start MATERIAL SUPPLIED

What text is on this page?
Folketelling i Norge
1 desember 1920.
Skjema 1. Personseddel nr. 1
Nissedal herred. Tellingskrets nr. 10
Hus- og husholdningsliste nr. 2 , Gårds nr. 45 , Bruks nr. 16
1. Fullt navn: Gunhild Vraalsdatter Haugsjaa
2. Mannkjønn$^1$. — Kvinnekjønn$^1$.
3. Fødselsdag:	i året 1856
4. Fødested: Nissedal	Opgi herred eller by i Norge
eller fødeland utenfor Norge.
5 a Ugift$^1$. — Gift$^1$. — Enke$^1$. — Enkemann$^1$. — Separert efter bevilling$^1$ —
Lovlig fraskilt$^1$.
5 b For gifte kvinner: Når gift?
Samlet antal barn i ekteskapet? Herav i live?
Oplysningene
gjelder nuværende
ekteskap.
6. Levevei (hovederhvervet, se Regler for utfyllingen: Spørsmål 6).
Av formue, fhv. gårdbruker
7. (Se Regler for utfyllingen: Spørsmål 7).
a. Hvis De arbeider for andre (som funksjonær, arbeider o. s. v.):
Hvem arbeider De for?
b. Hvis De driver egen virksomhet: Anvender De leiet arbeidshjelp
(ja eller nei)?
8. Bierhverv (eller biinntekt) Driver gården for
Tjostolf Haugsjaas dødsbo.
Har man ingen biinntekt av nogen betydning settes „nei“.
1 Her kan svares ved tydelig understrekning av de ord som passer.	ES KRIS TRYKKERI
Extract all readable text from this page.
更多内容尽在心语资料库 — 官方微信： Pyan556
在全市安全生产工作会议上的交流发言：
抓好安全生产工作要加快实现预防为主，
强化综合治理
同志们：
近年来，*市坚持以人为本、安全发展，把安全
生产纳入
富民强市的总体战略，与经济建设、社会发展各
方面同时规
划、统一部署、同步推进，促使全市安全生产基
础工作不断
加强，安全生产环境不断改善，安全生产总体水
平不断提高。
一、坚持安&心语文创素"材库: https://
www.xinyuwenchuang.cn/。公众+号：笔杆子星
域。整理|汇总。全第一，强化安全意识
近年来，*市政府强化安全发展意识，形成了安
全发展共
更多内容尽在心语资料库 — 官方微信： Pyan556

end MATERIAL SUPPLIED

## INSTRUCTION
Copy out every line of the listing that includes the string "biinntekt".

## REPLY TO THE TASK
8. Bierhverv (eller biinntekt) Driver gården for
Har man ingen biinntekt av nogen betydning settes „nei“.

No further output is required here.